*Prompt:* Return the lines where the word "items" occurs.

[Collected data]

^^^^^^^^^^^^^^^^

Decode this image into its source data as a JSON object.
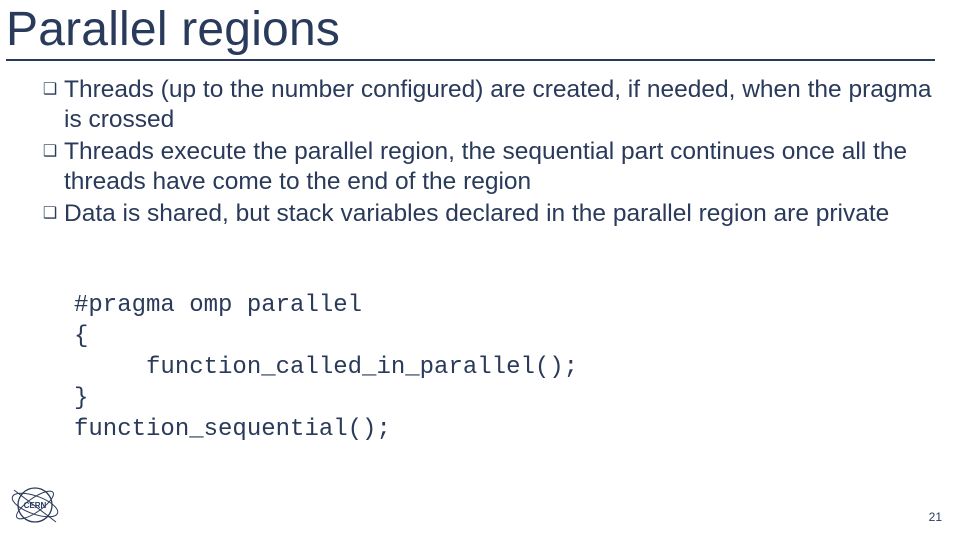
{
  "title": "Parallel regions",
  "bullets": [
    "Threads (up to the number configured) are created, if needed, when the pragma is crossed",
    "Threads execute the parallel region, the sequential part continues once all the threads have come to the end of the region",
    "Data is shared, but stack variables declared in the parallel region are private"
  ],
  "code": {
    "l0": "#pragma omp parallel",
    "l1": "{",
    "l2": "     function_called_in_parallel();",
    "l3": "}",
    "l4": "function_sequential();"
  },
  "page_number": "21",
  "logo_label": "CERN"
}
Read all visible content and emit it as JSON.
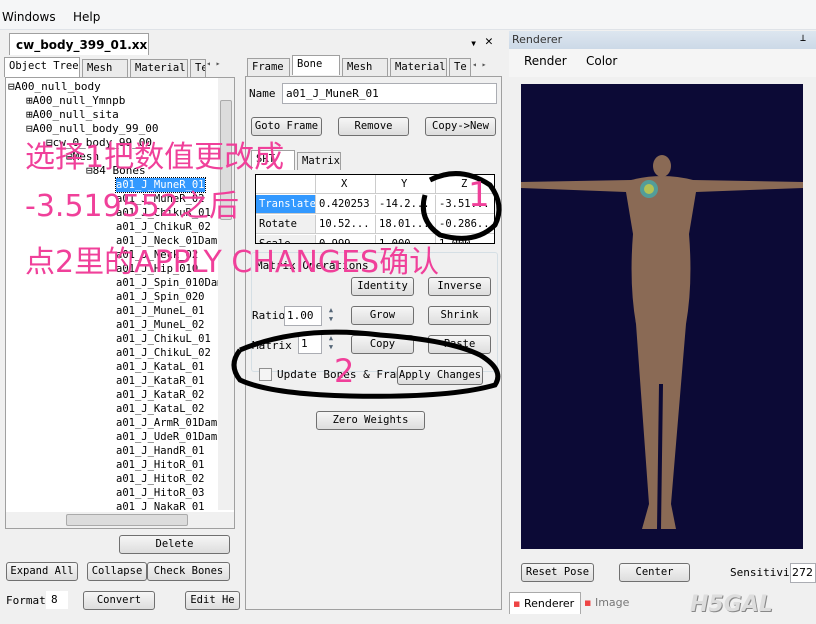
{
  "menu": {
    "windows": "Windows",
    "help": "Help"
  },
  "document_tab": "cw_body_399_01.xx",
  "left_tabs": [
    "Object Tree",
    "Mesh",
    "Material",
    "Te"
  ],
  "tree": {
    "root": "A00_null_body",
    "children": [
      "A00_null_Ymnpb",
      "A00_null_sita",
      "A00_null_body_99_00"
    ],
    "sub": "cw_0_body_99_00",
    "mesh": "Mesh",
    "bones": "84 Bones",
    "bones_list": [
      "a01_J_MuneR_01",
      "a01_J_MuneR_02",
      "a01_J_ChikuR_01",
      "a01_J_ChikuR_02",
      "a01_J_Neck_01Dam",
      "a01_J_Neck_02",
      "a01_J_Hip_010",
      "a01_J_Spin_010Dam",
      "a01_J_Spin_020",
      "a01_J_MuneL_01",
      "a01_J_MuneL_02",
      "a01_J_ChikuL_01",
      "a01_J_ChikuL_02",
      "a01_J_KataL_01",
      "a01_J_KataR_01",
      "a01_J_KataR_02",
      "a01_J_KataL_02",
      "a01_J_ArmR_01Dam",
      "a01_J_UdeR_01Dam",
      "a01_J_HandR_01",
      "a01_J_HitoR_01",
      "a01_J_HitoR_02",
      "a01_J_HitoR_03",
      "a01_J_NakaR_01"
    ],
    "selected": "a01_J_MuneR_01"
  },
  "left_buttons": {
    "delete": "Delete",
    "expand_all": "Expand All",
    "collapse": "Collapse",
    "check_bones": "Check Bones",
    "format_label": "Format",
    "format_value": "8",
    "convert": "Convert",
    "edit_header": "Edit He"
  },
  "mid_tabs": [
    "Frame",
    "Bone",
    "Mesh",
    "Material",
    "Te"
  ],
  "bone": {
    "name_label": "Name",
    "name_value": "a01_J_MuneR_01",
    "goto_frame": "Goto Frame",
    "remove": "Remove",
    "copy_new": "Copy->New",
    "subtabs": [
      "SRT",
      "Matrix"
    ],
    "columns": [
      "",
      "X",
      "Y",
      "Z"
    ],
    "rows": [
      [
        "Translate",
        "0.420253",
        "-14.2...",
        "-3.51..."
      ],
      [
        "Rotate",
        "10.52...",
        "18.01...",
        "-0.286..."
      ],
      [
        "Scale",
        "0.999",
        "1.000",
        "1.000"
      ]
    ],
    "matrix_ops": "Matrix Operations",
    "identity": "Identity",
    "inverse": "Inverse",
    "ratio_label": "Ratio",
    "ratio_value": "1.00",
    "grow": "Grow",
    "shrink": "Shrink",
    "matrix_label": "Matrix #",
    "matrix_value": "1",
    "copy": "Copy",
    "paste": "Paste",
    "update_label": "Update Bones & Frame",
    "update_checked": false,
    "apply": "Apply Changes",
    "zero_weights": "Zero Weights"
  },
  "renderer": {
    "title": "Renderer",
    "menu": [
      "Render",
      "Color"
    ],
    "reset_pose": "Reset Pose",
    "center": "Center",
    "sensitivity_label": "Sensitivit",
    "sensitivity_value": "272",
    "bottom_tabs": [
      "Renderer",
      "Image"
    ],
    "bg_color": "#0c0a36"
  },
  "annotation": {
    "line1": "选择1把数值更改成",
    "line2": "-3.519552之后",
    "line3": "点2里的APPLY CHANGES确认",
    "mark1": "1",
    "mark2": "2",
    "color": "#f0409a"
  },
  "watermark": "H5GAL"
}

^^^^^^^^^^^^^^^^

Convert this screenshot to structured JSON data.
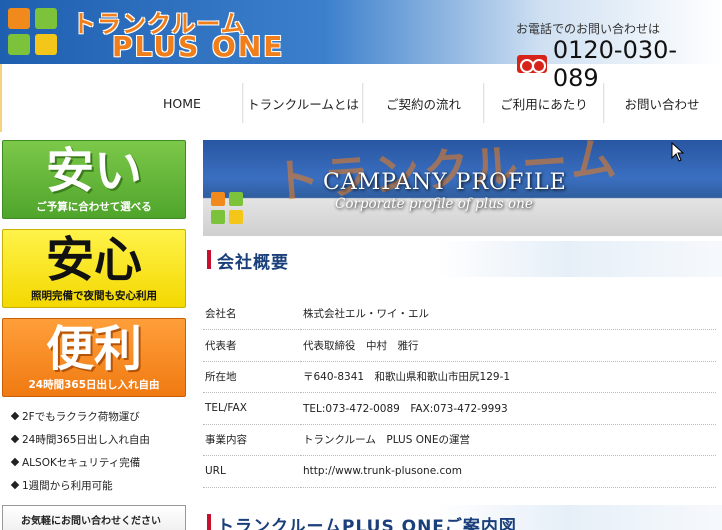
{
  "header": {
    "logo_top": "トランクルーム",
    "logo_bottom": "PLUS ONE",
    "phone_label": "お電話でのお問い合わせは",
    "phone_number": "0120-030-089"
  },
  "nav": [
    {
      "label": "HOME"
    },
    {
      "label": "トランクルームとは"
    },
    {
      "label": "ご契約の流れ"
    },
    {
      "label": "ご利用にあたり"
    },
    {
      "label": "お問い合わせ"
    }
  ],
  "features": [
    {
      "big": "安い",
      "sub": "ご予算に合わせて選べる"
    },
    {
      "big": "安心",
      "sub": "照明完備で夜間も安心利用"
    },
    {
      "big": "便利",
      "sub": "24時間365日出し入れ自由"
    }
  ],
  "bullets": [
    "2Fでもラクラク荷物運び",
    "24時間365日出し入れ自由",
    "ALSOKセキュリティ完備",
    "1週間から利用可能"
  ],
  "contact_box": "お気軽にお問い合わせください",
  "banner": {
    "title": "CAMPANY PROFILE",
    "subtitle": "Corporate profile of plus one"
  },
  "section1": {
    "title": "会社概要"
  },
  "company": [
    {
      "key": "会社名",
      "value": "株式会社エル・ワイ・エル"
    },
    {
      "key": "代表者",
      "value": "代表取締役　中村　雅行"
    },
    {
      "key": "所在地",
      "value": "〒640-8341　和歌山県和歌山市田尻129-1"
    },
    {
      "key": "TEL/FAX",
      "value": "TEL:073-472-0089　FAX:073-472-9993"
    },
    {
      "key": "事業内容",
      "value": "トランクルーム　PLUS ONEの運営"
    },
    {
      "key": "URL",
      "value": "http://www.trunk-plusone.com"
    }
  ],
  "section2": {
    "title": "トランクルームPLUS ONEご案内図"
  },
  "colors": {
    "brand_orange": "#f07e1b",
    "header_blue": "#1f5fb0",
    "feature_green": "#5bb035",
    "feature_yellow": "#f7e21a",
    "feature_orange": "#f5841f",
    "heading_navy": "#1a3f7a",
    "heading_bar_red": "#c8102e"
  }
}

^^^^^^^^^^^^^^^^

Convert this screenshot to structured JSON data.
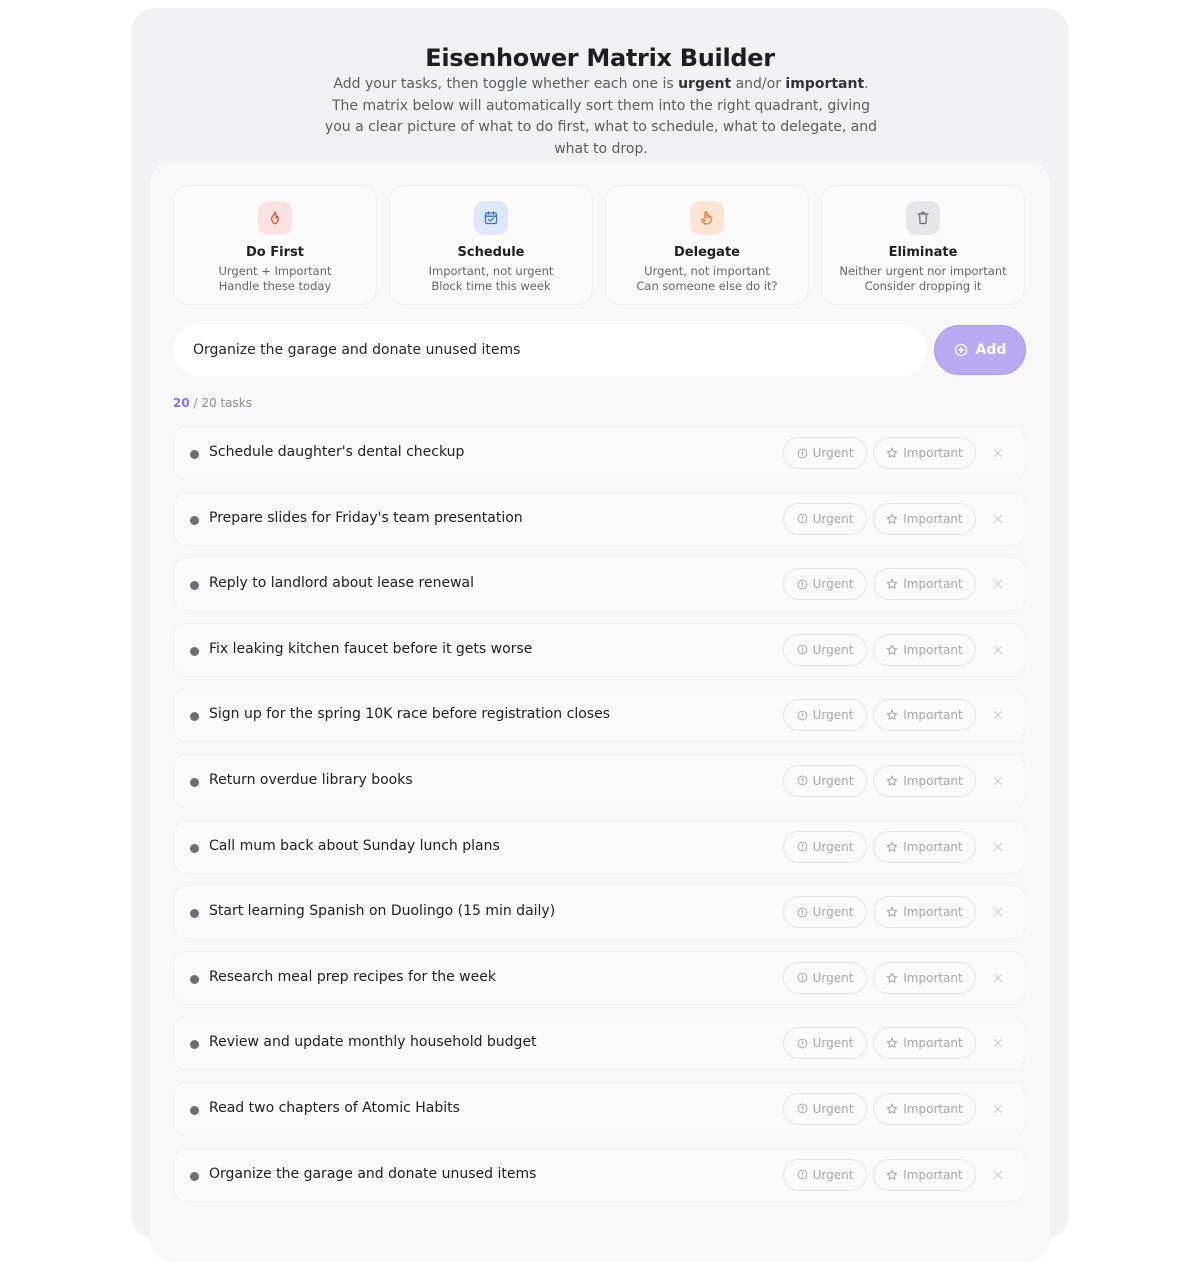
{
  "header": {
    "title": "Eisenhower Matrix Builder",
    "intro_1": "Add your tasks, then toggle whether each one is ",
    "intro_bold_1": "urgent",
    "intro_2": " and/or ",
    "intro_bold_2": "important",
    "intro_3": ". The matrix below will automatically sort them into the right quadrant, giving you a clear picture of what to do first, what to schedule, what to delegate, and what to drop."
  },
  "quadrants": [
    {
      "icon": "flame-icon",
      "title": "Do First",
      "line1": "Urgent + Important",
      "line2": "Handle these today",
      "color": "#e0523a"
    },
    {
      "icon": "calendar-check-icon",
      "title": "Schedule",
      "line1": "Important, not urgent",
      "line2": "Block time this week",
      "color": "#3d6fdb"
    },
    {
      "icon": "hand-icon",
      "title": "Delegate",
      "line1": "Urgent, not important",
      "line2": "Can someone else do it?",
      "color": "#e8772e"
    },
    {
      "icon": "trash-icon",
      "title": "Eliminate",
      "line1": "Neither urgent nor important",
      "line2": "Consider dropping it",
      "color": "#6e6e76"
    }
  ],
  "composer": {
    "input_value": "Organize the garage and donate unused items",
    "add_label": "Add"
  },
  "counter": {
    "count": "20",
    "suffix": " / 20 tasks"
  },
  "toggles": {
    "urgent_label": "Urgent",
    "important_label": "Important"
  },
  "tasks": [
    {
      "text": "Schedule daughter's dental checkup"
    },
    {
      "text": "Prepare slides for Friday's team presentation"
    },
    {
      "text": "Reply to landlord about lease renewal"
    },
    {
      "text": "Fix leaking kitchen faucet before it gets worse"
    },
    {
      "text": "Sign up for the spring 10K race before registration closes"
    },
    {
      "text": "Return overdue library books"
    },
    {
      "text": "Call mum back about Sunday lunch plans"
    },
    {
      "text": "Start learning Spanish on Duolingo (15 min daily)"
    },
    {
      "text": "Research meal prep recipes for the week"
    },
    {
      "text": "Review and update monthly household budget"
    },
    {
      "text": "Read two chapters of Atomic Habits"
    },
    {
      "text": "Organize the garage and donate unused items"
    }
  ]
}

^^^^^^^^^^^^^^^^

*Result of the task:*
    "input_value": "Organize the garage and donate unused items",
      "text": "Organize the garage and donate unused items"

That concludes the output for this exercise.